Collection entries:
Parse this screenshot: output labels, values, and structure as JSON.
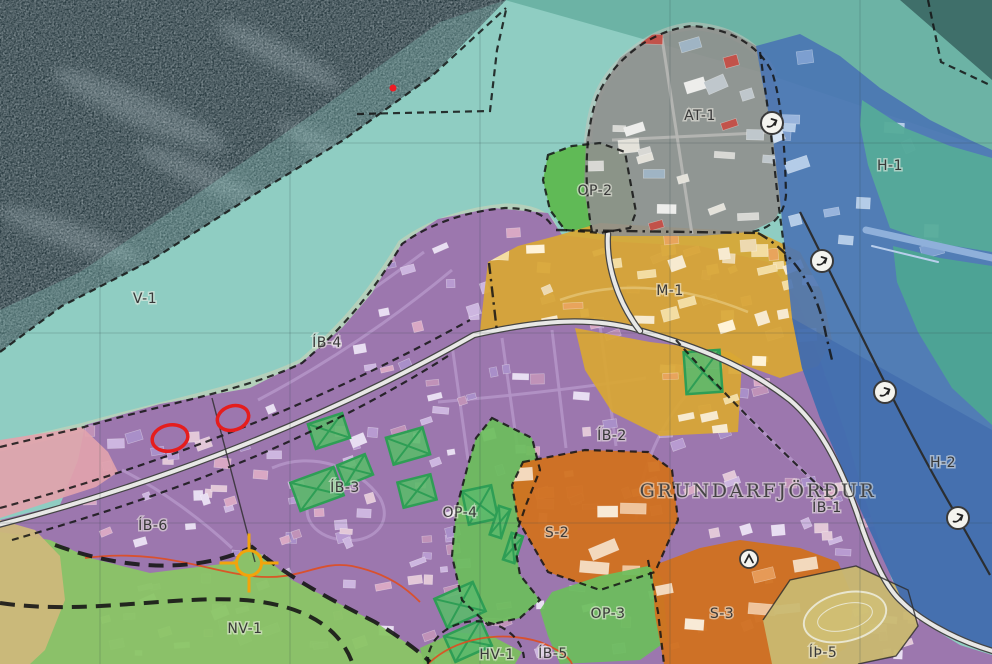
{
  "map": {
    "size": {
      "w": 992,
      "h": 664
    },
    "colors": {
      "sea": "#8fcdc2",
      "sea_mid": "#68b0a2",
      "sea_dark": "#24363c",
      "residential_purple": "#9c74ad",
      "centre_yellow": "#d9a733",
      "industry_gray": "#90908e",
      "open_green": "#6cbd5c",
      "nature_green": "#8ac565",
      "institution_orange": "#d1711f",
      "harbor_blue": "#4a74b4",
      "harbor_deep": "#3e68ac",
      "bay_teal": "#4da593",
      "sports_khaki": "#c9b870",
      "pink_zone": "#e2a3ad",
      "tan_zone": "#cdb87b",
      "road_casing": "#454545",
      "road_fill": "#e8e8e6",
      "boundary": "#141414",
      "annotation_red": "#e51d1d",
      "crosshair_yellow": "#f2a40c",
      "hatch_green": "#2e9e55"
    },
    "sea": {
      "mid_poly": "505,0 992,0 992,150 760,72",
      "dark_poly": "0,0 506,0 432,76 342,141 252,196 150,261 62,306 0,352",
      "dark_corner": "900,0 992,0 992,80",
      "overlay_poly": "506,0 432,76 342,141 252,196 150,261 62,306 0,352 0,310 80,272 200,192 330,102 440,22",
      "streaks": [
        [
          140,
          110,
          95,
          16,
          24
        ],
        [
          280,
          55,
          70,
          13,
          27
        ],
        [
          70,
          235,
          75,
          13,
          20
        ],
        [
          330,
          150,
          60,
          11,
          28
        ],
        [
          200,
          175,
          70,
          12,
          24
        ]
      ]
    },
    "beach": [
      {
        "d": "M 0 447 L 84 427 C 160 405 250 389 302 363 C 342 329 372 294 402 244 C 432 222 470 211 505 208 C 528 208 546 214 552 226",
        "s": "#d9d3b4",
        "w": 9,
        "o": 0.5
      },
      {
        "d": "M 592 232 C 584 190 584 130 598 95 C 612 62 650 30 692 26 C 728 28 758 44 772 72",
        "s": "#c9c6bb",
        "w": 8,
        "o": 0.5
      }
    ],
    "zones": [
      {
        "id": "ib-residential",
        "fill": "#9c74ad",
        "opacity": 0.96,
        "points": "85,425 160,404 250,388 302,362 342,328 372,293 402,243 438,219 492,208 548,213 562,235 620,242 700,246 768,262 798,300 820,360 845,432 866,502 892,580 922,622 960,645 992,655 992,664 0,664 0,520 60,505 78,460"
      },
      {
        "id": "nv1",
        "fill": "#8ac565",
        "opacity": 0.95,
        "points": "0,532 50,540 90,558 150,573 230,563 252,547 292,580 332,600 375,622 420,652 430,664 0,664"
      },
      {
        "id": "tan-strip",
        "fill": "#cdb87b",
        "opacity": 0.95,
        "points": "0,520 35,530 60,556 65,600 45,650 30,664 0,664"
      },
      {
        "id": "pink",
        "fill": "#e2a3ad",
        "opacity": 0.92,
        "points": "0,440 82,427 108,452 118,472 96,487 40,505 0,518"
      },
      {
        "id": "op4",
        "fill": "#6cbd5c",
        "opacity": 0.93,
        "points": "492,418 532,438 540,470 526,505 514,540 520,575 540,600 520,618 488,625 462,600 452,556 456,510 468,465 476,438"
      },
      {
        "id": "s2",
        "fill": "#d1711f",
        "opacity": 0.95,
        "points": "523,462 585,450 648,452 672,470 678,520 655,572 600,590 548,572 518,520 512,485"
      },
      {
        "id": "op3",
        "fill": "#6cbd5c",
        "opacity": 0.93,
        "points": "540,610 548,636 560,664 640,660 668,640 662,578 648,566 600,576 552,592"
      },
      {
        "id": "s3",
        "fill": "#d1711f",
        "opacity": 0.95,
        "points": "652,566 700,548 740,540 800,548 838,562 854,600 846,648 820,664 664,664 655,615"
      },
      {
        "id": "ith5",
        "fill": "#c9b870",
        "opacity": 0.95,
        "points": "763,620 790,580 856,566 908,590 918,626 896,656 858,664 772,664"
      },
      {
        "id": "hv1",
        "fill": "#7cc05e",
        "opacity": 0.93,
        "points": "420,648 455,632 492,636 522,652 515,664 424,664"
      },
      {
        "id": "op2",
        "fill": "#5db84e",
        "opacity": 0.93,
        "points": "548,155 572,146 600,143 625,152 630,180 636,212 630,228 600,233 565,230 550,210 543,180"
      },
      {
        "id": "m1",
        "fill": "#d9a733",
        "opacity": 0.92,
        "points": "488,262 518,246 556,236 600,223 665,227 758,232 800,252 822,292 832,340 818,366 780,378 730,360 700,348 650,332 613,322 545,326 480,331 484,295"
      },
      {
        "id": "m1-south",
        "fill": "#d9a733",
        "opacity": 0.92,
        "points": "575,328 650,342 730,352 742,360 738,432 660,436 612,412 585,370"
      },
      {
        "id": "at1",
        "fill": "#90908e",
        "opacity": 0.9,
        "points": "592,232 584,190 586,140 598,95 620,58 652,35 692,26 728,30 756,46 772,72 780,105 784,150 786,195 775,220 750,232 700,236 640,236 610,236"
      },
      {
        "id": "harbor",
        "fill": "#4a74b4",
        "opacity": 0.9,
        "points": "756,46 800,34 840,56 880,88 930,120 970,140 992,150 992,648 935,627 902,600 866,522 843,470 820,418 802,368 792,318 786,262 780,200 772,130 762,80"
      },
      {
        "id": "harbor-deep",
        "fill": "#3e68ac",
        "opacity": 0.6,
        "points": "792,318 992,430 992,648 935,627 902,600 866,522 843,470 820,418 802,368"
      },
      {
        "id": "bay-ne",
        "fill": "#55ab99",
        "opacity": 0.95,
        "points": "862,100 905,128 950,146 992,158 992,252 930,242 890,228 868,165 860,125"
      },
      {
        "id": "bay-e",
        "fill": "#4da593",
        "opacity": 0.95,
        "points": "893,246 940,258 992,266 992,425 952,388 918,332 897,282"
      }
    ],
    "streets": [
      {
        "zone": "ib-residential",
        "d": "M 228 374 C 300 340 360 300 424 252",
        "s": "#b493c6",
        "w": 3
      },
      {
        "zone": "ib-residential",
        "d": "M 258 400 C 330 362 392 320 452 270",
        "s": "#b493c6",
        "w": 3
      },
      {
        "zone": "ib-residential",
        "d": "M 452 345 L 468 460",
        "s": "#b493c6",
        "w": 3
      },
      {
        "zone": "ib-residential",
        "d": "M 502 338 L 518 452",
        "s": "#b493c6",
        "w": 3
      },
      {
        "zone": "ib-residential",
        "d": "M 552 330 L 566 448",
        "s": "#b493c6",
        "w": 3
      },
      {
        "zone": "ib-residential",
        "d": "M 600 326 L 616 446",
        "s": "#b493c6",
        "w": 3
      },
      {
        "zone": "ib-residential",
        "d": "M 438 402 C 510 396 580 388 646 378",
        "s": "#b493c6",
        "w": 3
      },
      {
        "zone": "ib-residential",
        "d": "M 272 468 C 312 450 360 468 380 498 C 394 524 372 544 342 540 C 310 536 300 512 312 496",
        "s": "#b493c6",
        "w": 3
      },
      {
        "zone": "ib-residential",
        "d": "M 122 470 C 162 490 202 520 232 548",
        "s": "#b493c6",
        "w": 3
      },
      {
        "zone": "ib-residential",
        "d": "M 676 340 C 722 392 782 452 838 504",
        "s": "#b493c6",
        "w": 3.4
      },
      {
        "zone": "ib-residential",
        "d": "M 700 380 C 660 420 640 470 636 520",
        "s": "#b493c6",
        "w": 3
      },
      {
        "zone": "at1",
        "d": "M 612 140 L 778 132",
        "s": "#b7b7b5",
        "w": 3
      },
      {
        "zone": "at1",
        "d": "M 662 38 L 692 234",
        "s": "#b7b7b5",
        "w": 3
      },
      {
        "zone": "m1",
        "d": "M 560 300 C 620 278 690 288 748 312",
        "s": "#e2c06e",
        "w": 2.6
      }
    ],
    "building_groups": [
      {
        "zone": "ib-residential",
        "bbox": [
          88,
          215,
          870,
          445
        ],
        "count": 300,
        "seed": 11,
        "palette": [
          "#cdb6e0",
          "#e8def2",
          "#b89bd1",
          "#d9a8c4",
          "#c092b8",
          "#a98fc9",
          "#e3c8d8"
        ],
        "min": [
          7,
          5
        ],
        "max": [
          17,
          11
        ]
      },
      {
        "zone": "m1",
        "bbox": [
          495,
          228,
          330,
          140
        ],
        "count": 40,
        "seed": 23,
        "palette": [
          "#f3dda2",
          "#f7ead0",
          "#e8a45c",
          "#fff3d8",
          "#edd9b0"
        ],
        "min": [
          9,
          6
        ],
        "max": [
          20,
          13
        ]
      },
      {
        "zone": "m1-south",
        "bbox": [
          580,
          335,
          158,
          98
        ],
        "count": 10,
        "seed": 31,
        "palette": [
          "#f3dda2",
          "#f7ead0",
          "#e8a45c"
        ],
        "min": [
          9,
          6
        ],
        "max": [
          18,
          12
        ]
      },
      {
        "zone": "at1",
        "bbox": [
          590,
          32,
          194,
          202
        ],
        "count": 26,
        "seed": 41,
        "palette": [
          "#ededeb",
          "#d8d8d4",
          "#bfc7cc",
          "#9fb4c4",
          "#c2524a",
          "#e4e2da"
        ],
        "min": [
          9,
          6
        ],
        "max": [
          22,
          14
        ]
      },
      {
        "zone": "harbor",
        "bbox": [
          766,
          56,
          182,
          258
        ],
        "count": 15,
        "seed": 52,
        "palette": [
          "#b4cce8",
          "#d6e4f4",
          "#7d9fd0",
          "#98b4dc"
        ],
        "min": [
          10,
          7
        ],
        "max": [
          24,
          14
        ]
      },
      {
        "zone": "s2",
        "bbox": [
          516,
          456,
          160,
          132
        ],
        "count": 6,
        "seed": 61,
        "palette": [
          "#f3d9bd",
          "#efc49c",
          "#f8ead6",
          "#e69a57"
        ],
        "min": [
          14,
          8
        ],
        "max": [
          30,
          14
        ]
      },
      {
        "zone": "s3",
        "bbox": [
          656,
          546,
          196,
          116
        ],
        "count": 7,
        "seed": 71,
        "palette": [
          "#f3d9bd",
          "#efc49c",
          "#f8ead6",
          "#e69a57"
        ],
        "min": [
          14,
          8
        ],
        "max": [
          30,
          14
        ]
      }
    ],
    "sports_oval": {
      "cx": 845,
      "cy": 617,
      "rx": 42,
      "ry": 24,
      "rot": -14
    },
    "pier": [
      {
        "d": "M 866 230 L 992 258",
        "s": "#8fb0da",
        "w": 7
      },
      {
        "d": "M 872 246 L 938 262",
        "s": "#b9cfec",
        "w": 2
      }
    ],
    "hatch_blocks": [
      [
        329,
        431,
        36,
        26,
        -18
      ],
      [
        408,
        446,
        38,
        28,
        -16
      ],
      [
        317,
        489,
        46,
        30,
        -20
      ],
      [
        355,
        470,
        30,
        22,
        -22
      ],
      [
        417,
        491,
        34,
        26,
        -14
      ],
      [
        480,
        505,
        30,
        34,
        -12
      ],
      [
        703,
        372,
        36,
        42,
        -4
      ],
      [
        460,
        605,
        42,
        32,
        -24
      ],
      [
        468,
        641,
        40,
        28,
        -24
      ],
      [
        500,
        522,
        12,
        30,
        18
      ],
      [
        513,
        548,
        12,
        28,
        18
      ]
    ],
    "roads": [
      {
        "d": "M -6 526 C 120 494 300 434 474 335 C 540 320 592 316 642 331 C 694 346 744 364 790 400 C 816 422 838 458 858 516 C 872 558 886 588 902 602 C 916 616 948 638 996 652"
      },
      {
        "d": "M 640 331 C 616 300 606 262 608 234"
      }
    ],
    "contours": [
      {
        "d": "M 85 558 C 160 548 210 572 252 576 C 300 582 318 560 352 566 C 390 574 408 590 420 602"
      },
      {
        "d": "M 428 664 C 455 638 500 630 540 642 C 560 650 570 658 572 664"
      }
    ],
    "boundaries": [
      {
        "d": "M 0 352 L 62 306 L 150 261 L 252 196 L 342 141 L 432 76 L 506 8",
        "style": "dash"
      },
      {
        "d": "M 357 114 L 490 111 L 497 50 L 506 10",
        "style": "dash"
      },
      {
        "d": "M 928 0 L 941 62 L 992 86",
        "style": "dash"
      },
      {
        "d": "M 0 447 L 84 427 C 160 405 250 389 302 363 C 342 329 372 294 402 244 C 432 222 470 211 505 208 C 528 208 546 214 552 226",
        "style": "dash"
      },
      {
        "d": "M 548 155 L 572 146 L 600 143 L 625 152 L 630 180 L 636 212 L 630 228 L 600 233 L 565 230 L 550 210 L 543 180 Z",
        "style": "dash"
      },
      {
        "d": "M 592 232 C 584 190 584 130 598 95 C 612 62 650 30 692 26 C 728 28 758 44 772 72 C 782 102 785 150 786 195 C 784 218 768 230 750 232",
        "style": "dash"
      },
      {
        "d": "M 760 52 L 770 125 L 778 200 L 786 262",
        "style": "dash"
      },
      {
        "d": "M 489 263 L 497 332",
        "style": "dashdot"
      },
      {
        "d": "M 556 230 L 756 233",
        "style": "dashdot"
      },
      {
        "d": "M 758 233 C 796 254 818 292 826 335 L 832 360",
        "style": "dashdot"
      },
      {
        "d": "M 0 508 C 140 470 300 414 470 320",
        "style": "dash"
      },
      {
        "d": "M 12 540 C 150 500 300 450 448 356",
        "style": "dash"
      },
      {
        "d": "M 55 545 C 140 576 210 568 252 547 C 292 580 332 600 375 622 C 400 637 420 652 430 662",
        "style": "bold"
      },
      {
        "d": "M 0 603 C 90 616 180 593 255 601 C 310 608 340 630 352 662",
        "style": "bold"
      },
      {
        "d": "M 492 418 L 532 438 L 540 470 L 526 505 L 514 540 L 520 575 L 540 600 L 520 618 L 488 625 L 462 600 L 452 556 L 456 510 L 468 465 L 476 438 Z",
        "style": "dash"
      },
      {
        "d": "M 523 462 L 585 450 L 648 452 L 672 470 L 678 520 L 655 572 L 600 590 L 548 572 L 518 520 L 512 485 Z",
        "style": "dash"
      },
      {
        "d": "M 648 560 L 658 612 L 664 664",
        "style": "dash"
      },
      {
        "d": "M 428 664 A 46 38 0 0 1 524 658",
        "style": "dash"
      },
      {
        "d": "M 676 340 C 722 392 782 452 838 504",
        "style": "dash"
      },
      {
        "d": "M 763 620 L 790 580 L 856 566 L 908 590 L 918 626 L 896 656 L 858 664",
        "style": "thin"
      },
      {
        "d": "M 212 398 L 255 562",
        "style": "thin"
      },
      {
        "d": "M 800 212 C 840 290 900 420 958 518 L 990 575",
        "style": "solid2"
      }
    ],
    "grid": {
      "xs": [
        100,
        290,
        480,
        670,
        860
      ],
      "ys": [
        143,
        333,
        523
      ]
    },
    "markers": {
      "arrows": [
        [
          772,
          123
        ],
        [
          822,
          261
        ],
        [
          885,
          392
        ],
        [
          958,
          518
        ]
      ],
      "chevrons": [
        [
          749,
          559
        ]
      ]
    },
    "labels": [
      {
        "id": "v1",
        "text": "V-1",
        "x": 145,
        "y": 303,
        "kind": "zone"
      },
      {
        "id": "ib4",
        "text": "ÍB-4",
        "x": 327,
        "y": 347,
        "kind": "zone"
      },
      {
        "id": "ib6",
        "text": "ÍB-6",
        "x": 153,
        "y": 530,
        "kind": "zone"
      },
      {
        "id": "ib3",
        "text": "ÍB-3",
        "x": 345,
        "y": 492,
        "kind": "zone"
      },
      {
        "id": "ib2",
        "text": "ÍB-2",
        "x": 612,
        "y": 440,
        "kind": "zone"
      },
      {
        "id": "ib1",
        "text": "ÍB-1",
        "x": 827,
        "y": 512,
        "kind": "zone"
      },
      {
        "id": "town",
        "text": "GRUNDARFJÖRÐUR",
        "x": 758,
        "y": 497,
        "kind": "town"
      },
      {
        "id": "m1",
        "text": "M-1",
        "x": 670,
        "y": 295,
        "kind": "zone"
      },
      {
        "id": "at1",
        "text": "AT-1",
        "x": 700,
        "y": 120,
        "kind": "zone"
      },
      {
        "id": "op2",
        "text": "OP-2",
        "x": 595,
        "y": 195,
        "kind": "zone"
      },
      {
        "id": "op4",
        "text": "OP-4",
        "x": 460,
        "y": 517,
        "kind": "zone"
      },
      {
        "id": "op3",
        "text": "OP-3",
        "x": 608,
        "y": 618,
        "kind": "zone"
      },
      {
        "id": "s2",
        "text": "S-2",
        "x": 557,
        "y": 537,
        "kind": "zone"
      },
      {
        "id": "s3",
        "text": "S-3",
        "x": 722,
        "y": 618,
        "kind": "zone"
      },
      {
        "id": "h1",
        "text": "H-1",
        "x": 890,
        "y": 170,
        "kind": "zone"
      },
      {
        "id": "h2",
        "text": "H-2",
        "x": 943,
        "y": 467,
        "kind": "zone"
      },
      {
        "id": "nv1",
        "text": "NV-1",
        "x": 245,
        "y": 633,
        "kind": "zone"
      },
      {
        "id": "hv1",
        "text": "HV-1",
        "x": 497,
        "y": 659,
        "kind": "zone"
      },
      {
        "id": "ib5",
        "text": "ÍB-5",
        "x": 553,
        "y": 658,
        "kind": "zone"
      },
      {
        "id": "ith5",
        "text": "ÍÞ-5",
        "x": 823,
        "y": 657,
        "kind": "zone"
      }
    ],
    "annotations": {
      "ellipses": [
        [
          170,
          438,
          18,
          13,
          -12
        ],
        [
          233,
          418,
          16,
          12,
          -18
        ]
      ],
      "dot": {
        "x": 393,
        "y": 88,
        "r": 3.5
      },
      "crosshair": {
        "x": 249,
        "y": 563,
        "r": 12.5,
        "tick": 17
      }
    }
  }
}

→ Job: Copy each line of the entries that includes the word "count".

→ The output:
        "count": 300,
        "count": 40,
        "count": 10,
        "count": 26,
        "count": 15,
        "count": 6,
        "count": 7,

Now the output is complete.